# What you need to do:
In the entries that follow, how many lines contain "système"? Answer with the number only.

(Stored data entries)
[Begin]

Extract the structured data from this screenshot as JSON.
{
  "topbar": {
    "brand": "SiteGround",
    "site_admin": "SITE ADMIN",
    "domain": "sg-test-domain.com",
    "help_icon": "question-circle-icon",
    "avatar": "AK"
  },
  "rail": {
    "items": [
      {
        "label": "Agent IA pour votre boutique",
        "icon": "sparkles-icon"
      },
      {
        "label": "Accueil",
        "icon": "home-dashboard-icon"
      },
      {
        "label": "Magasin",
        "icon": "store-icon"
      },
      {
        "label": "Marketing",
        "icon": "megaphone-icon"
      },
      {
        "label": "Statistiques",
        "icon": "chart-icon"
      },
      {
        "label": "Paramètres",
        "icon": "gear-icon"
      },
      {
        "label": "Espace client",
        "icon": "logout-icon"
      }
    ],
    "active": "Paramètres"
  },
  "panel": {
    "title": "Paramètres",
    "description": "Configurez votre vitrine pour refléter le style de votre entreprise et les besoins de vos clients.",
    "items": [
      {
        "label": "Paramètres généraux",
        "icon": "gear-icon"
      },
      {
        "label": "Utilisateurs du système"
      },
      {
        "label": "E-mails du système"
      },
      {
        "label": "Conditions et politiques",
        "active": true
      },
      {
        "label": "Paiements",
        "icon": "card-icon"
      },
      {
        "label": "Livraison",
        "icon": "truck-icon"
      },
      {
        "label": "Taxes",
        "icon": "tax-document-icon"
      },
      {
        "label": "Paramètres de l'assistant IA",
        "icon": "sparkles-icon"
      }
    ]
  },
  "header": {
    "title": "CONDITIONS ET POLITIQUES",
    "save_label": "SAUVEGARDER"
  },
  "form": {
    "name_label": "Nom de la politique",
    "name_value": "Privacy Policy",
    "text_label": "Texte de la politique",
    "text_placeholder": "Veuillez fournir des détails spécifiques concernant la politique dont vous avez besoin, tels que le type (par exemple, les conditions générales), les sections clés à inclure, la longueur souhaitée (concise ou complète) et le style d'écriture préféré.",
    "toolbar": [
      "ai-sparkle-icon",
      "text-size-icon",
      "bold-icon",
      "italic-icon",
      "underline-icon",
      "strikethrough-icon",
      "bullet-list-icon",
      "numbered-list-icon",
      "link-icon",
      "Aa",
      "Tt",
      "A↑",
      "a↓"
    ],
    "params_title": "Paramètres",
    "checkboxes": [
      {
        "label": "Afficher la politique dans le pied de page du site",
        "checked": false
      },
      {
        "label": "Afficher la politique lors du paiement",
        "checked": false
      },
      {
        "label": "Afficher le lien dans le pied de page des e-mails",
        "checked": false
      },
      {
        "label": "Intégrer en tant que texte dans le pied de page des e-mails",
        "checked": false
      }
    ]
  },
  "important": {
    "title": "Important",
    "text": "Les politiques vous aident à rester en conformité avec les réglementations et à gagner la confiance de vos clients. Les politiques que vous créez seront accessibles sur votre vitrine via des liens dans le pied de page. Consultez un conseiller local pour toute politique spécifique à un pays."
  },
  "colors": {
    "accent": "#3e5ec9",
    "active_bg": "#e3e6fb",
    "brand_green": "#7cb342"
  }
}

[End]

# Written answer:
2